[Data entries]
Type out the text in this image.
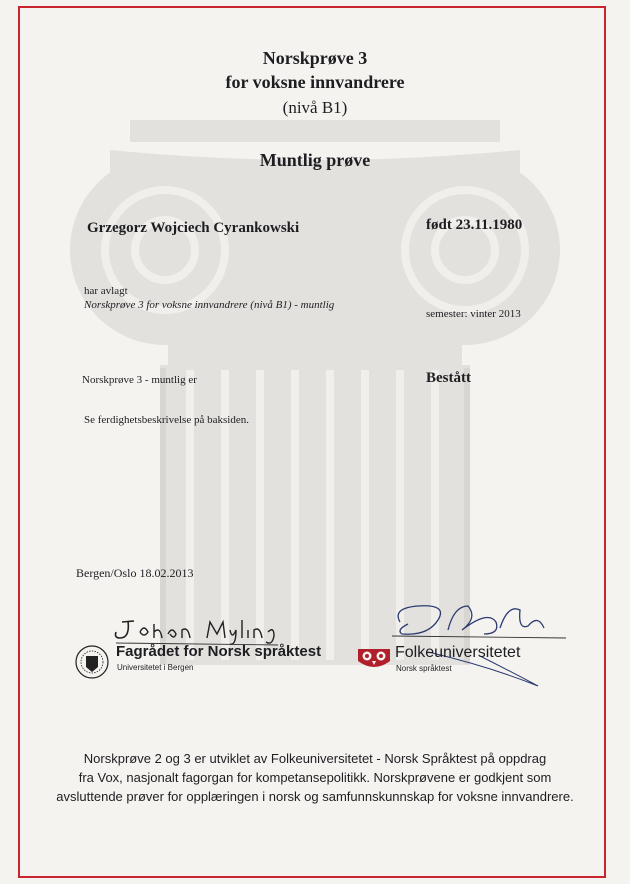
Norskprøve 3
for voksne innvandrere
(nivå B1)
Muntlig prøve
Grzegorz Wojciech Cyrankowski	født 23.11.1980
har avlagt
Norskprøve 3 for voksne innvandrere (nivå B1) - muntlig
semester: vinter 2013
Norskprøve 3 - muntlig er	Bestått
Se ferdighetsbeskrivelse på baksiden.
Bergen/Oslo 18.02.2013
Fagrådet for Norsk språktest
Universitetet i Bergen
Folkeuniversitetet
Norsk språktest
Norskprøve 2 og 3 er utviklet av Folkeuniversitetet - Norsk Språktest på oppdrag
fra Vox, nasjonalt fagorgan for kompetansepolitikk. Norskprøvene er godkjent som
avsluttende prøver for opplæringen i norsk og samfunnskunnskap for voksne innvandrere.
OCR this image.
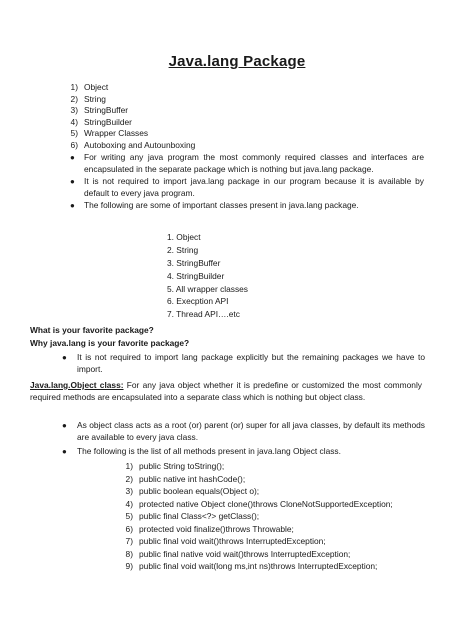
Java.lang Package
1) Object
2) String
3) StringBuffer
4) StringBuilder
5) Wrapper Classes
6) Autoboxing and Autounboxing
● For writing any java program the most commonly required classes and interfaces are encapsulated in the separate package which is nothing but java.lang package.
● It is not required to import java.lang package in our program because it is available by default to every java program.
● The following are some of important classes present in java.lang package.
1. Object
2. String
3. StringBuffer
4. StringBuilder
5. All wrapper classes
6. Execption API
7. Thread API….etc
What is your favorite package?
Why java.lang is your favorite package?
● It is not required to import lang package explicitly but the remaining packages we have to import.
Java.lang.Object class: For any java object whether it is predefine or customized the most commonly required methods are encapsulated into a separate class which is nothing but object class.
● As object class acts as a root (or) parent (or) super for all java classes, by default its methods are available to every java class.
● The following is the list of all methods present in java.lang Object class.
1) public String toString();
2) public native int hashCode();
3) public boolean equals(Object o);
4) protected native Object clone()throws CloneNotSupportedException;
5) public final Class<?> getClass();
6) protected void finalize()throws Throwable;
7) public final void wait()throws InterruptedException;
8) public final native void wait()throws InterruptedException;
9) public final void wait(long ms,int ns)throws InterruptedException;
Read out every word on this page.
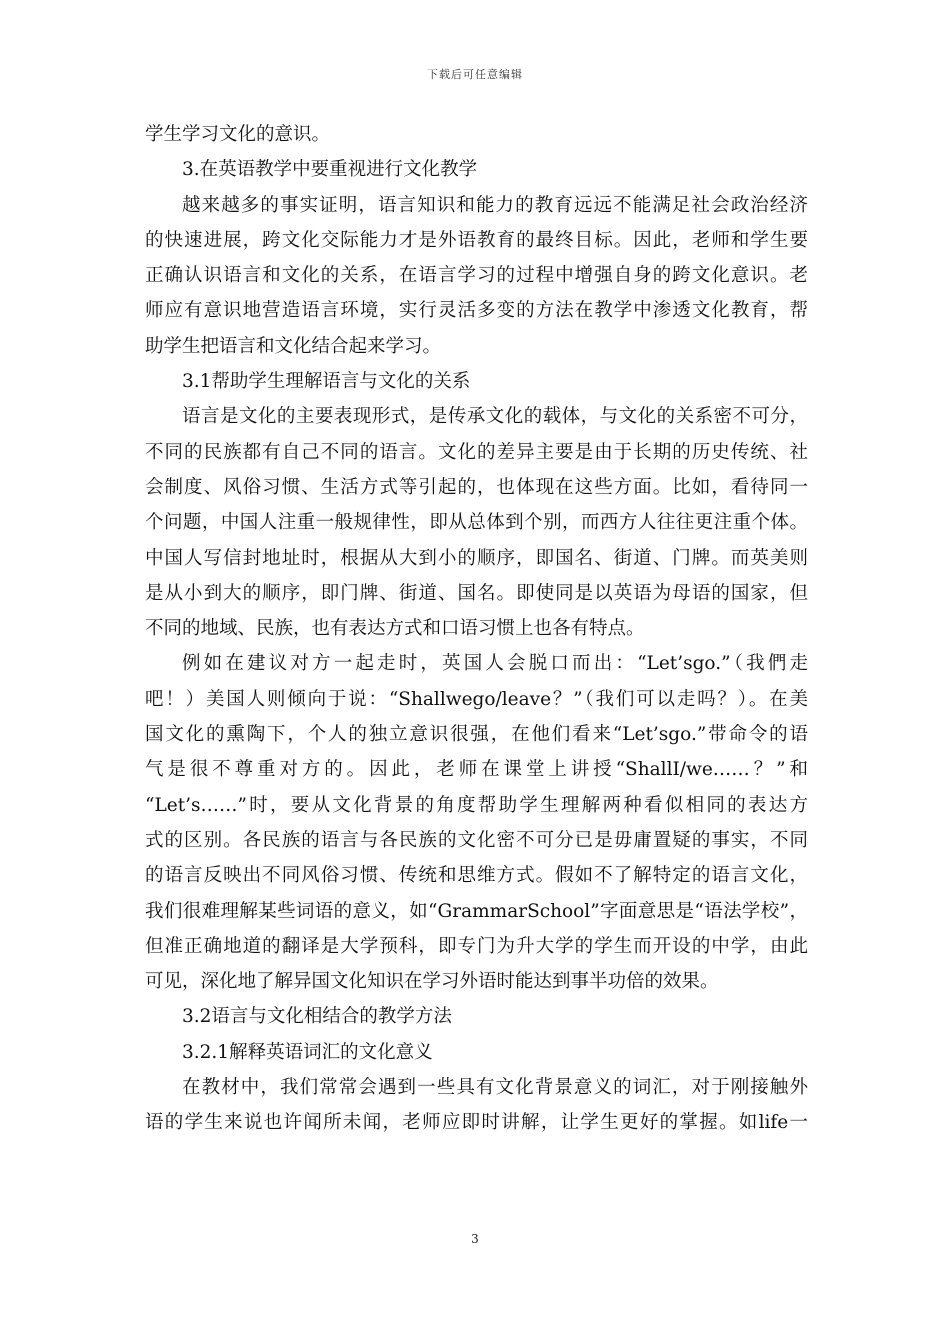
下载后可任意编辑
学生学习文化的意识。
3.在英语教学中要重视进行文化教学
越来越多的事实证明，语言知识和能力的教育远远不能满足社会政治经济
的快速进展，跨文化交际能力才是外语教育的最终目标。因此，老师和学生要
正确认识语言和文化的关系，在语言学习的过程中增强自身的跨文化意识。老
师应有意识地营造语言环境，实行灵活多变的方法在教学中渗透文化教育，帮
助学生把语言和文化结合起来学习。
3.1帮助学生理解语言与文化的关系
语言是文化的主要表现形式，是传承文化的载体，与文化的关系密不可分，
不同的民族都有自己不同的语言。文化的差异主要是由于长期的历史传统、社
会制度、风俗习惯、生活方式等引起的，也体现在这些方面。比如，看待同一
个问题，中国人注重一般规律性，即从总体到个别，而西方人往往更注重个体。
中国人写信封地址时，根据从大到小的顺序，即国名、街道、门牌。而英美则
是从小到大的顺序，即门牌、街道、国名。即使同是以英语为母语的国家，但
不同的地域、民族，也有表达方式和口语习惯上也各有特点。
例如在建议对方一起走时，英国人会脱口而出：“Let’sgo.”（我們走
吧！）美国人则倾向于说：“Shallwego/leave？”（我们可以走吗？）。在美
国文化的熏陶下，个人的独立意识很强，在他们看来“Let’sgo.”带命令的语
气是很不尊重对方的。因此，老师在课堂上讲授“ShallI/we……？”和
“Let’s……”时，要从文化背景的角度帮助学生理解两种看似相同的表达方
式的区别。各民族的语言与各民族的文化密不可分已是毋庸置疑的事实，不同
的语言反映出不同风俗习惯、传统和思维方式。假如不了解特定的语言文化，
我们很难理解某些词语的意义，如“GrammarSchool”字面意思是“语法学校”，
但准正确地道的翻译是大学预科，即专门为升大学的学生而开设的中学，由此
可见，深化地了解异国文化知识在学习外语时能达到事半功倍的效果。
3.2语言与文化相结合的教学方法
3.2.1解释英语词汇的文化意义
在教材中，我们常常会遇到一些具有文化背景意义的词汇，对于刚接触外
语的学生来说也许闻所未闻，老师应即时讲解，让学生更好的掌握。如life一
3
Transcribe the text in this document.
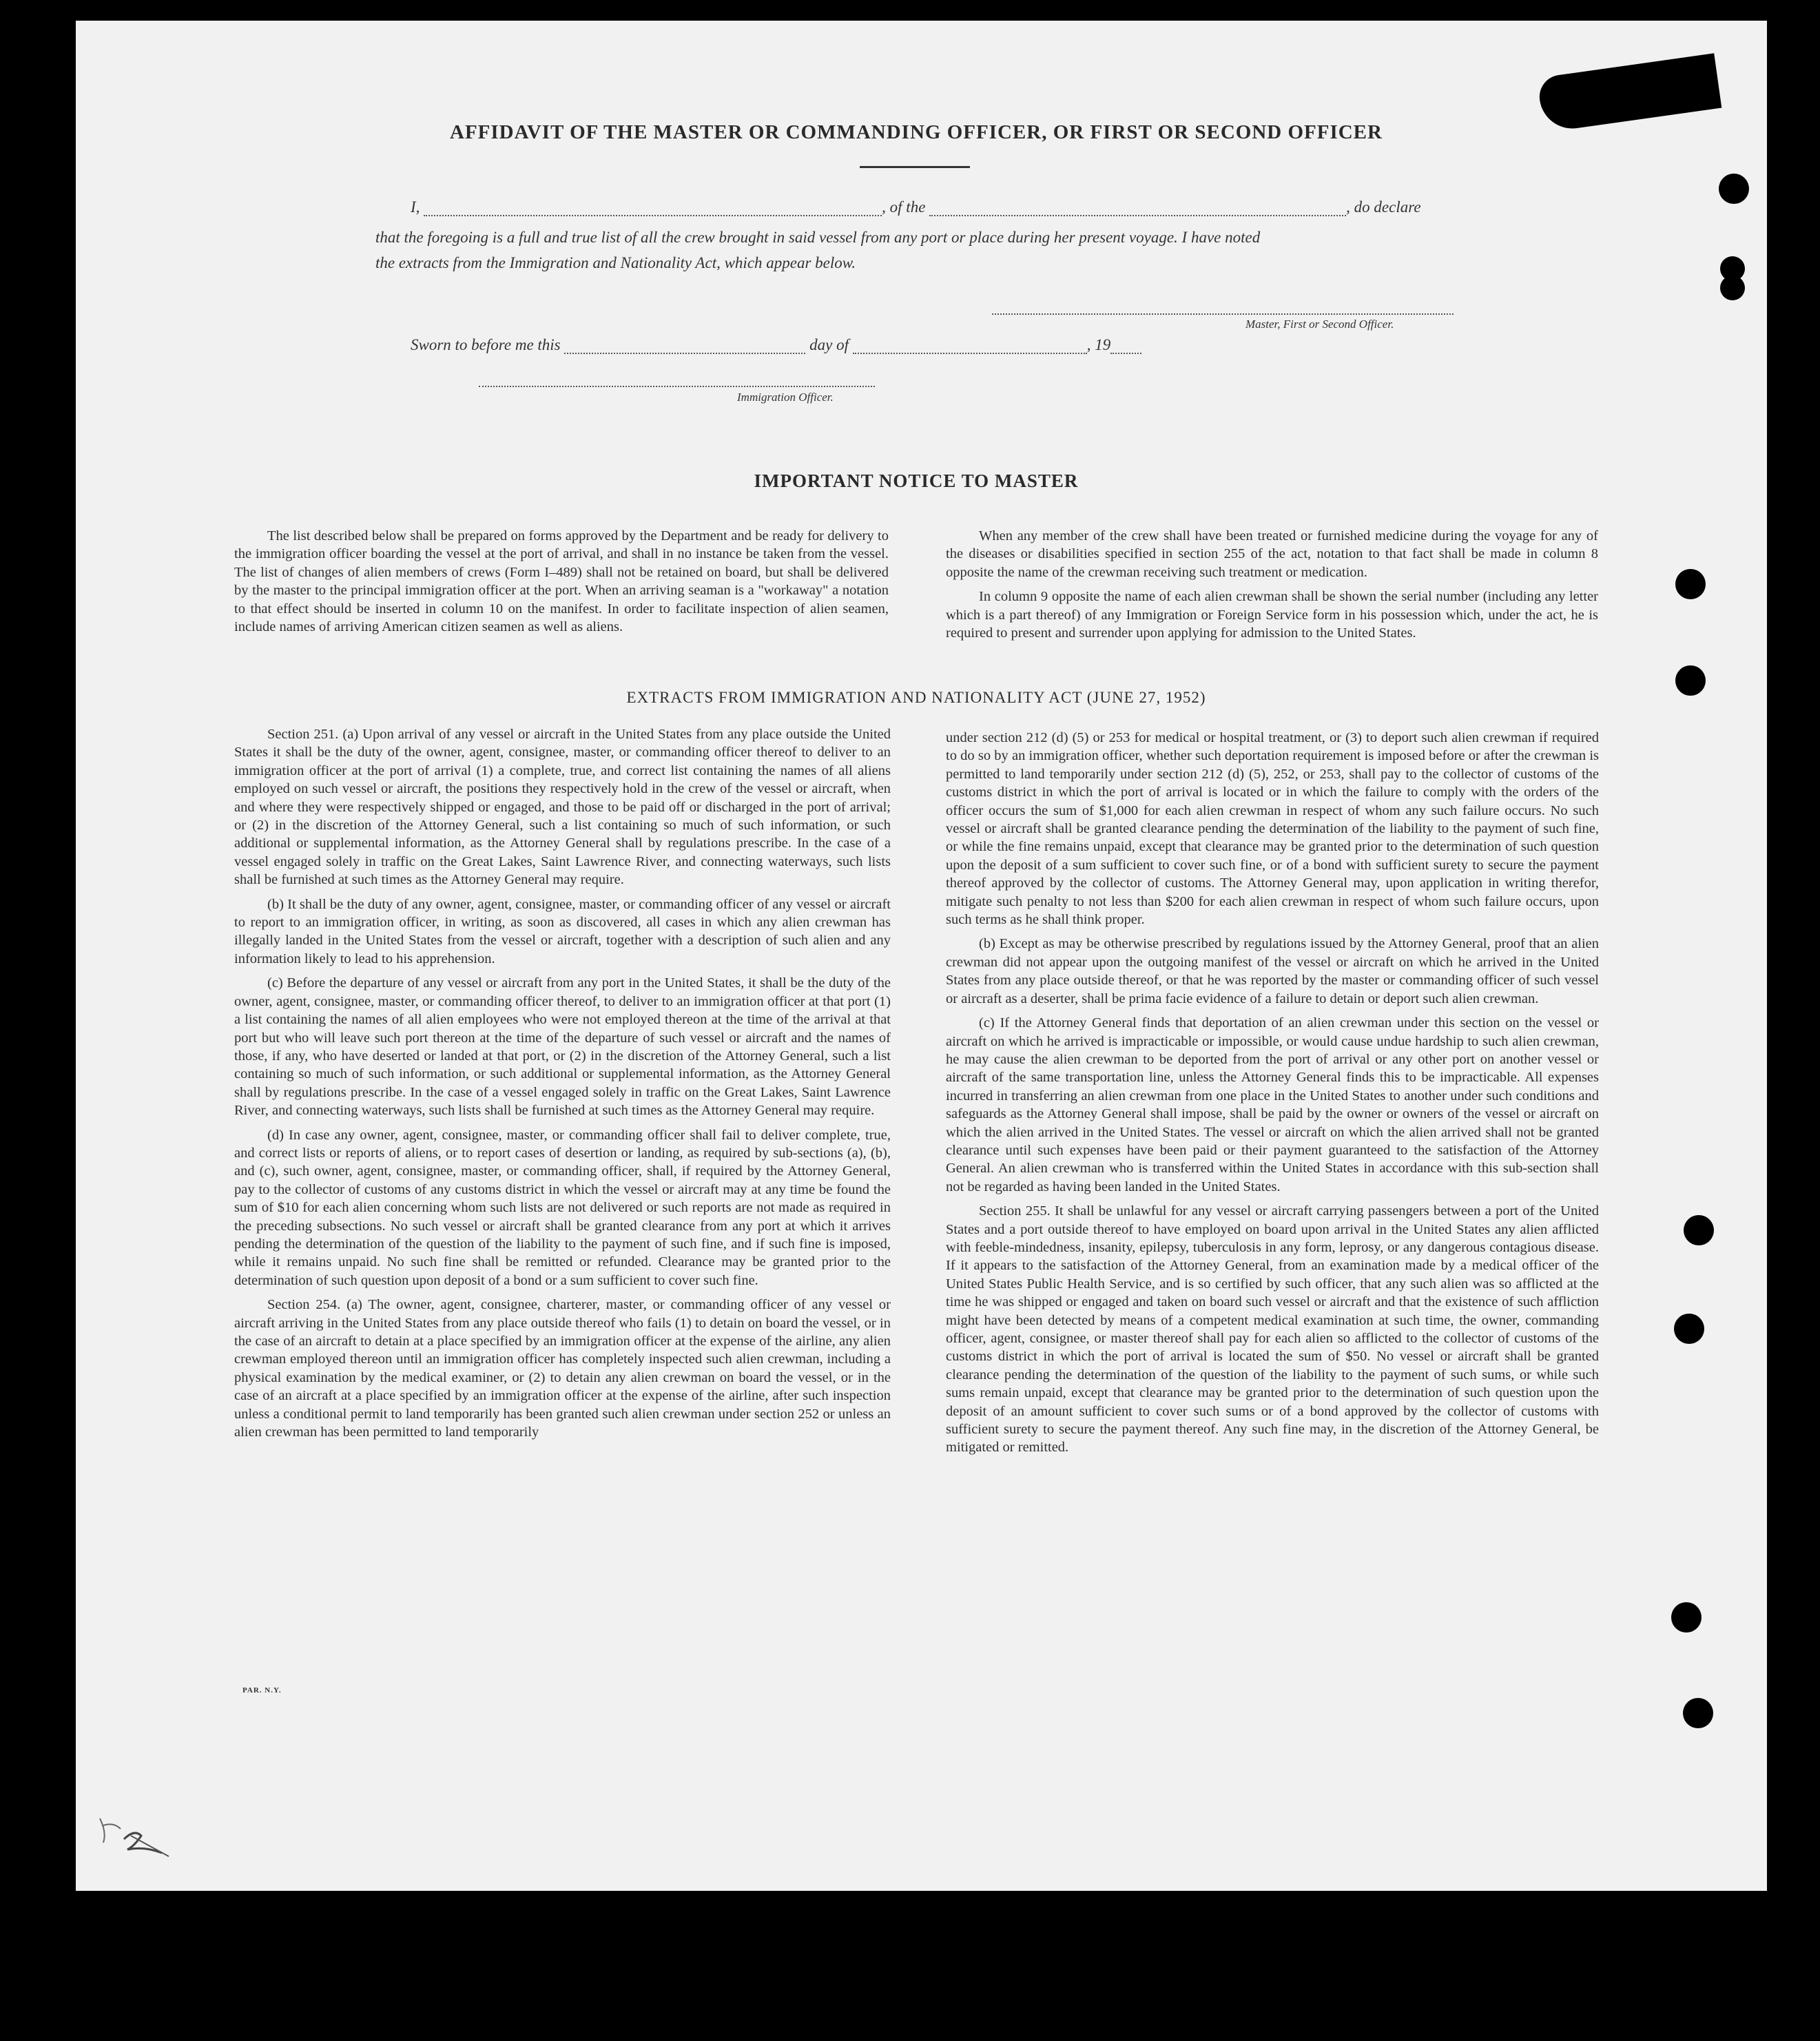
AFFIDAVIT OF THE MASTER OR COMMANDING OFFICER, OR FIRST OR SECOND OFFICER
I,	, of the	, do declare
that the foregoing is a full and true list of all the crew brought in said vessel from any port or place during her present voyage. I have noted
the extracts from the Immigration and Nationality Act, which appear below.
Master, First or Second Officer.
Sworn to before me this	day of	, 19
Immigration Officer.
IMPORTANT NOTICE TO MASTER

The list described below shall be prepared on forms approved by the Department and be ready for delivery to the immigration officer boarding the vessel at the port of arrival, and shall in no instance be taken from the vessel. The list of changes of alien members of crews (Form I–489) shall not be retained on board, but shall be delivered by the master to the principal immigration officer at the port. When an arriving seaman is a "workaway" a notation to that effect should be inserted in column 10 on the manifest. In order to facilitate inspection of alien seamen, include names of arriving American citizen seamen as well as aliens.

When any member of the crew shall have been treated or furnished medicine during the voyage for any of the diseases or disabilities specified in section 255 of the act, notation to that fact shall be made in column 8 opposite the name of the crewman receiving such treatment or medication.

In column 9 opposite the name of each alien crewman shall be shown the serial number (including any letter which is a part thereof) of any Immigration or Foreign Service form in his possession which, under the act, he is required to present and surrender upon applying for admission to the United States.

EXTRACTS FROM IMMIGRATION AND NATIONALITY ACT (JUNE 27, 1952)

Section 251. (a) Upon arrival of any vessel or aircraft in the United States from any place outside the United States it shall be the duty of the owner, agent, consignee, master, or commanding officer thereof to deliver to an immigration officer at the port of arrival (1) a complete, true, and correct list containing the names of all aliens employed on such vessel or aircraft, the positions they respectively hold in the crew of the vessel or aircraft, when and where they were respectively shipped or engaged, and those to be paid off or discharged in the port of arrival; or (2) in the discretion of the Attorney General, such a list containing so much of such information, or such additional or supplemental information, as the Attorney General shall by regulations prescribe. In the case of a vessel engaged solely in traffic on the Great Lakes, Saint Lawrence River, and connecting waterways, such lists shall be furnished at such times as the Attorney General may require.

(b) It shall be the duty of any owner, agent, consignee, master, or commanding officer of any vessel or aircraft to report to an immigration officer, in writing, as soon as discovered, all cases in which any alien crewman has illegally landed in the United States from the vessel or aircraft, together with a description of such alien and any information likely to lead to his apprehension.

(c) Before the departure of any vessel or aircraft from any port in the United States, it shall be the duty of the owner, agent, consignee, master, or commanding officer thereof, to deliver to an immigration officer at that port (1) a list containing the names of all alien employees who were not employed thereon at the time of the arrival at that port but who will leave such port thereon at the time of the departure of such vessel or aircraft and the names of those, if any, who have deserted or landed at that port, or (2) in the discretion of the Attorney General, such a list containing so much of such information, or such additional or supplemental information, as the Attorney General shall by regulations prescribe. In the case of a vessel engaged solely in traffic on the Great Lakes, Saint Lawrence River, and connecting waterways, such lists shall be furnished at such times as the Attorney General may require.

(d) In case any owner, agent, consignee, master, or commanding officer shall fail to deliver complete, true, and correct lists or reports of aliens, or to report cases of desertion or landing, as required by sub-sections (a), (b), and (c), such owner, agent, consignee, master, or commanding officer, shall, if required by the Attorney General, pay to the collector of customs of any customs district in which the vessel or aircraft may at any time be found the sum of $10 for each alien concerning whom such lists are not delivered or such reports are not made as required in the preceding subsections. No such vessel or aircraft shall be granted clearance from any port at which it arrives pending the determination of the question of the liability to the payment of such fine, and if such fine is imposed, while it remains unpaid. No such fine shall be remitted or refunded. Clearance may be granted prior to the determination of such question upon deposit of a bond or a sum sufficient to cover such fine.

Section 254. (a) The owner, agent, consignee, charterer, master, or commanding officer of any vessel or aircraft arriving in the United States from any place outside thereof who fails (1) to detain on board the vessel, or in the case of an aircraft to detain at a place specified by an immigration officer at the expense of the airline, any alien crewman employed thereon until an immigration officer has completely inspected such alien crewman, including a physical examination by the medical examiner, or (2) to detain any alien crewman on board the vessel, or in the case of an aircraft at a place specified by an immigration officer at the expense of the airline, after such inspection unless a conditional permit to land temporarily has been granted such alien crewman under section 252 or unless an alien crewman has been permitted to land temporarily

under section 212 (d) (5) or 253 for medical or hospital treatment, or (3) to deport such alien crewman if required to do so by an immigration officer, whether such deportation requirement is imposed before or after the crewman is permitted to land temporarily under section 212 (d) (5), 252, or 253, shall pay to the collector of customs of the customs district in which the port of arrival is located or in which the failure to comply with the orders of the officer occurs the sum of $1,000 for each alien crewman in respect of whom any such failure occurs. No such vessel or aircraft shall be granted clearance pending the determination of the liability to the payment of such fine, or while the fine remains unpaid, except that clearance may be granted prior to the determination of such question upon the deposit of a sum sufficient to cover such fine, or of a bond with sufficient surety to secure the payment thereof approved by the collector of customs. The Attorney General may, upon application in writing therefor, mitigate such penalty to not less than $200 for each alien crewman in respect of whom such failure occurs, upon such terms as he shall think proper.

(b) Except as may be otherwise prescribed by regulations issued by the Attorney General, proof that an alien crewman did not appear upon the outgoing manifest of the vessel or aircraft on which he arrived in the United States from any place outside thereof, or that he was reported by the master or commanding officer of such vessel or aircraft as a deserter, shall be prima facie evidence of a failure to detain or deport such alien crewman.

(c) If the Attorney General finds that deportation of an alien crewman under this section on the vessel or aircraft on which he arrived is impracticable or impossible, or would cause undue hardship to such alien crewman, he may cause the alien crewman to be deported from the port of arrival or any other port on another vessel or aircraft of the same transportation line, unless the Attorney General finds this to be impracticable. All expenses incurred in transferring an alien crewman from one place in the United States to another under such conditions and safeguards as the Attorney General shall impose, shall be paid by the owner or owners of the vessel or aircraft on which the alien arrived in the United States. The vessel or aircraft on which the alien arrived shall not be granted clearance until such expenses have been paid or their payment guaranteed to the satisfaction of the Attorney General. An alien crewman who is transferred within the United States in accordance with this sub-section shall not be regarded as having been landed in the United States.

Section 255. It shall be unlawful for any vessel or aircraft carrying passengers between a port of the United States and a port outside thereof to have employed on board upon arrival in the United States any alien afflicted with feeble-mindedness, insanity, epilepsy, tuberculosis in any form, leprosy, or any dangerous contagious disease. If it appears to the satisfaction of the Attorney General, from an examination made by a medical officer of the United States Public Health Service, and is so certified by such officer, that any such alien was so afflicted at the time he was shipped or engaged and taken on board such vessel or aircraft and that the existence of such affliction might have been detected by means of a competent medical examination at such time, the owner, commanding officer, agent, consignee, or master thereof shall pay for each alien so afflicted to the collector of customs of the customs district in which the port of arrival is located the sum of $50. No vessel or aircraft shall be granted clearance pending the determination of the question of the liability to the payment of such sums, or while such sums remain unpaid, except that clearance may be granted prior to the determination of such question upon the deposit of an amount sufficient to cover such sums or of a bond approved by the collector of customs with sufficient surety to secure the payment thereof. Any such fine may, in the discretion of the Attorney General, be mitigated or remitted.

PAR. N.Y.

[What is asked] Go through the listing above and pull out each line containing the word "default".

[The answer]
● It is not required to import java.lang package in our program because it is available by default to every java program.
● As object class acts as a root (or) parent (or) super for all java classes, by default its methods are available to every java class.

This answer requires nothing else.